__Instructions to follow__. Extract every record, keeping each one exactly as it is.
======== Source material
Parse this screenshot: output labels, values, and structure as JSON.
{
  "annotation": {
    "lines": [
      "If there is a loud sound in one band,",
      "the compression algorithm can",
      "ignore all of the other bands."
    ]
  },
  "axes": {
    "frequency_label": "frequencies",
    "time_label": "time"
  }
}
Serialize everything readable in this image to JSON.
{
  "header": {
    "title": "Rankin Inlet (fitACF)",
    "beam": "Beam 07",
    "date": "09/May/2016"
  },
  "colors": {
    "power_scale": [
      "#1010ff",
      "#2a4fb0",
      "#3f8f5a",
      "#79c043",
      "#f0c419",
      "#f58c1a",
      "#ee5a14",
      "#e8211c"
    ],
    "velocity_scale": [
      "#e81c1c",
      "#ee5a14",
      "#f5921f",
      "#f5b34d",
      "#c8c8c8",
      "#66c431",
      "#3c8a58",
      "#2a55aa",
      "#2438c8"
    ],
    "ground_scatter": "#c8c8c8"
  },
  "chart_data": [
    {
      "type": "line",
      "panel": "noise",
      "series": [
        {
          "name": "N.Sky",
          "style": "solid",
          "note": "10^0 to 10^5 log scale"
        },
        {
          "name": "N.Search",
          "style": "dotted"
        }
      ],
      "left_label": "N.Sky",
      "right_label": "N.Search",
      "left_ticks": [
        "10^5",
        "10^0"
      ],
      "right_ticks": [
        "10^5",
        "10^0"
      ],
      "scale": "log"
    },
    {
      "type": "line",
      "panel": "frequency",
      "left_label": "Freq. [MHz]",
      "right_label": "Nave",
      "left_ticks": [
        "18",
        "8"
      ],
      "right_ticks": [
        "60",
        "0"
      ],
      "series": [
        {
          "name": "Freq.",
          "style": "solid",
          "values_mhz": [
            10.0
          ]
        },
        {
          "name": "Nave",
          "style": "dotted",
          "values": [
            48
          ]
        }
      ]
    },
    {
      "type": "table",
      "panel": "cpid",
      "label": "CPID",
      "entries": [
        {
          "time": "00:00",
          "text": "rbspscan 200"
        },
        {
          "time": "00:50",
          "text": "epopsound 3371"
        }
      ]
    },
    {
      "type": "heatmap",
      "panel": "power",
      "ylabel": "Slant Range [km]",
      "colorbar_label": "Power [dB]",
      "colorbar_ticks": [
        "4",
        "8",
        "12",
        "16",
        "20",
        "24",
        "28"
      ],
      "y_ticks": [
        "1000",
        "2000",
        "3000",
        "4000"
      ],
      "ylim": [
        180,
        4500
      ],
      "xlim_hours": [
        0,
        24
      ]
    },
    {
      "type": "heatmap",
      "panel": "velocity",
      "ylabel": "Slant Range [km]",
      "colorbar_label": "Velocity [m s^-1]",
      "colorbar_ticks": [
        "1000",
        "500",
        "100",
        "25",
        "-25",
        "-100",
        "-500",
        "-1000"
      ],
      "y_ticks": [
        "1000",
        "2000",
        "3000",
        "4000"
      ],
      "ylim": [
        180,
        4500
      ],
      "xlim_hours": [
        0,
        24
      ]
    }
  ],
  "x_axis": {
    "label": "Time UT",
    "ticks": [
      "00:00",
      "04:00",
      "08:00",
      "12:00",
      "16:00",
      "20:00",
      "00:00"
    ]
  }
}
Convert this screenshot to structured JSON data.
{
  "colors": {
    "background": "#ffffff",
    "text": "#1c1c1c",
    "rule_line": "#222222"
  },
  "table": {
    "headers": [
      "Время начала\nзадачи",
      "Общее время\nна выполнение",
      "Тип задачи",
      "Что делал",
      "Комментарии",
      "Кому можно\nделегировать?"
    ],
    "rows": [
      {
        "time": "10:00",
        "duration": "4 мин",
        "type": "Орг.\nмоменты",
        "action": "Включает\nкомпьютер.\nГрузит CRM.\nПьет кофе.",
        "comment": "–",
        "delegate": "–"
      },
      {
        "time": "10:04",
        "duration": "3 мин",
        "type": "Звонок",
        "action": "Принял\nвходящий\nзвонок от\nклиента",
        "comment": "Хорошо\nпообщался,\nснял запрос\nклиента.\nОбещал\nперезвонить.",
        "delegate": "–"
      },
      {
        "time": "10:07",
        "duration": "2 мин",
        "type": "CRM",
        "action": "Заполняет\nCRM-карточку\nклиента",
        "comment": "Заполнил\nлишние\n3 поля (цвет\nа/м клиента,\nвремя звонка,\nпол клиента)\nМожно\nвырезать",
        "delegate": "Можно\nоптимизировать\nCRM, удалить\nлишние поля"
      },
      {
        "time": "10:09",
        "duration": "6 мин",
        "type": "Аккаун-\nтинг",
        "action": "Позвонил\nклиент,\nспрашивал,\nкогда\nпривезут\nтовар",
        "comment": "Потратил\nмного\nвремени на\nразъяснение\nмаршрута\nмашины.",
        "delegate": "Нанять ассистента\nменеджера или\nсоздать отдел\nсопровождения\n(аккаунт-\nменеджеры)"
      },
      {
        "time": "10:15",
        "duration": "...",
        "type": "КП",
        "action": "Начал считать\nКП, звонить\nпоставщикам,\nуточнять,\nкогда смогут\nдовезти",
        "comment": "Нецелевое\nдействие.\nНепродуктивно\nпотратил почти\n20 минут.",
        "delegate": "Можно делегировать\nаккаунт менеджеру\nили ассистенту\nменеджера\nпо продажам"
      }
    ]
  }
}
================
__Expected answer__.
Parse this screenshot: output labels, values, and structure as JSON.
{
  "annotation": {
    "lines": [
      "If there is a loud sound in one band,",
      "the compression algorithm can",
      "ignore all of the other bands."
    ]
  },
  "axes": {
    "frequency_label": "frequencies",
    "time_label": "time"
  }
}
Serialize everything readable in this image to JSON.
{
  "header": {
    "title": "Rankin Inlet (fitACF)",
    "beam": "Beam 07",
    "date": "09/May/2016"
  },
  "colors": {
    "power_scale": [
      "#1010ff",
      "#2a4fb0",
      "#3f8f5a",
      "#79c043",
      "#f0c419",
      "#f58c1a",
      "#ee5a14",
      "#e8211c"
    ],
    "velocity_scale": [
      "#e81c1c",
      "#ee5a14",
      "#f5921f",
      "#f5b34d",
      "#c8c8c8",
      "#66c431",
      "#3c8a58",
      "#2a55aa",
      "#2438c8"
    ],
    "ground_scatter": "#c8c8c8"
  },
  "chart_data": [
    {
      "type": "line",
      "panel": "noise",
      "series": [
        {
          "name": "N.Sky",
          "style": "solid",
          "note": "10^0 to 10^5 log scale"
        },
        {
          "name": "N.Search",
          "style": "dotted"
        }
      ],
      "left_label": "N.Sky",
      "right_label": "N.Search",
      "left_ticks": [
        "10^5",
        "10^0"
      ],
      "right_ticks": [
        "10^5",
        "10^0"
      ],
      "scale": "log"
    },
    {
      "type": "line",
      "panel": "frequency",
      "left_label": "Freq. [MHz]",
      "right_label": "Nave",
      "left_ticks": [
        "18",
        "8"
      ],
      "right_ticks": [
        "60",
        "0"
      ],
      "series": [
        {
          "name": "Freq.",
          "style": "solid",
          "values_mhz": [
            10.0
          ]
        },
        {
          "name": "Nave",
          "style": "dotted",
          "values": [
            48
          ]
        }
      ]
    },
    {
      "type": "table",
      "panel": "cpid",
      "label": "CPID",
      "entries": [
        {
          "time": "00:00",
          "text": "rbspscan 200"
        },
        {
          "time": "00:50",
          "text": "epopsound 3371"
        }
      ]
    },
    {
      "type": "heatmap",
      "panel": "power",
      "ylabel": "Slant Range [km]",
      "colorbar_label": "Power [dB]",
      "colorbar_ticks": [
        "4",
        "8",
        "12",
        "16",
        "20",
        "24",
        "28"
      ],
      "y_ticks": [
        "1000",
        "2000",
        "3000",
        "4000"
      ],
      "ylim": [
        180,
        4500
      ],
      "xlim_hours": [
        0,
        24
      ]
    },
    {
      "type": "heatmap",
      "panel": "velocity",
      "ylabel": "Slant Range [km]",
      "colorbar_label": "Velocity [m s^-1]",
      "colorbar_ticks": [
        "1000",
        "500",
        "100",
        "25",
        "-25",
        "-100",
        "-500",
        "-1000"
      ],
      "y_ticks": [
        "1000",
        "2000",
        "3000",
        "4000"
      ],
      "ylim": [
        180,
        4500
      ],
      "xlim_hours": [
        0,
        24
      ]
    }
  ],
  "x_axis": {
    "label": "Time UT",
    "ticks": [
      "00:00",
      "04:00",
      "08:00",
      "12:00",
      "16:00",
      "20:00",
      "00:00"
    ]
  }
}
Convert this screenshot to structured JSON data.
{
  "colors": {
    "background": "#ffffff",
    "text": "#1c1c1c",
    "rule_line": "#222222"
  },
  "table": {
    "headers": [
      "Время начала\nзадачи",
      "Общее время\nна выполнение",
      "Тип задачи",
      "Что делал",
      "Комментарии",
      "Кому можно\nделегировать?"
    ],
    "rows": [
      {
        "time": "10:00",
        "duration": "4 мин",
        "type": "Орг.\nмоменты",
        "action": "Включает\nкомпьютер.\nГрузит CRM.\nПьет кофе.",
        "comment": "–",
        "delegate": "–"
      },
      {
        "time": "10:04",
        "duration": "3 мин",
        "type": "Звонок",
        "action": "Принял\nвходящий\nзвонок от\nклиента",
        "comment": "Хорошо\nпообщался,\nснял запрос\nклиента.\nОбещал\nперезвонить.",
        "delegate": "–"
      },
      {
        "time": "10:07",
        "duration": "2 мин",
        "type": "CRM",
        "action": "Заполняет\nCRM-карточку\nклиента",
        "comment": "Заполнил\nлишние\n3 поля (цвет\nа/м клиента,\nвремя звонка,\nпол клиента)\nМожно\nвырезать",
        "delegate": "Можно\nоптимизировать\nCRM, удалить\nлишние поля"
      },
      {
        "time": "10:09",
        "duration": "6 мин",
        "type": "Аккаун-\nтинг",
        "action": "Позвонил\nклиент,\nспрашивал,\nкогда\nпривезут\nтовар",
        "comment": "Потратил\nмного\nвремени на\nразъяснение\nмаршрута\nмашины.",
        "delegate": "Нанять ассистента\nменеджера или\nсоздать отдел\nсопровождения\n(аккаунт-\nменеджеры)"
      },
      {
        "time": "10:15",
        "duration": "...",
        "type": "КП",
        "action": "Начал считать\nКП, звонить\nпоставщикам,\nуточнять,\nкогда смогут\nдовезти",
        "comment": "Нецелевое\nдействие.\nНепродуктивно\nпотратил почти\n20 минут.",
        "delegate": "Можно делегировать\nаккаунт менеджеру\nили ассистенту\nменеджера\nпо продажам"
      }
    ]
  }
}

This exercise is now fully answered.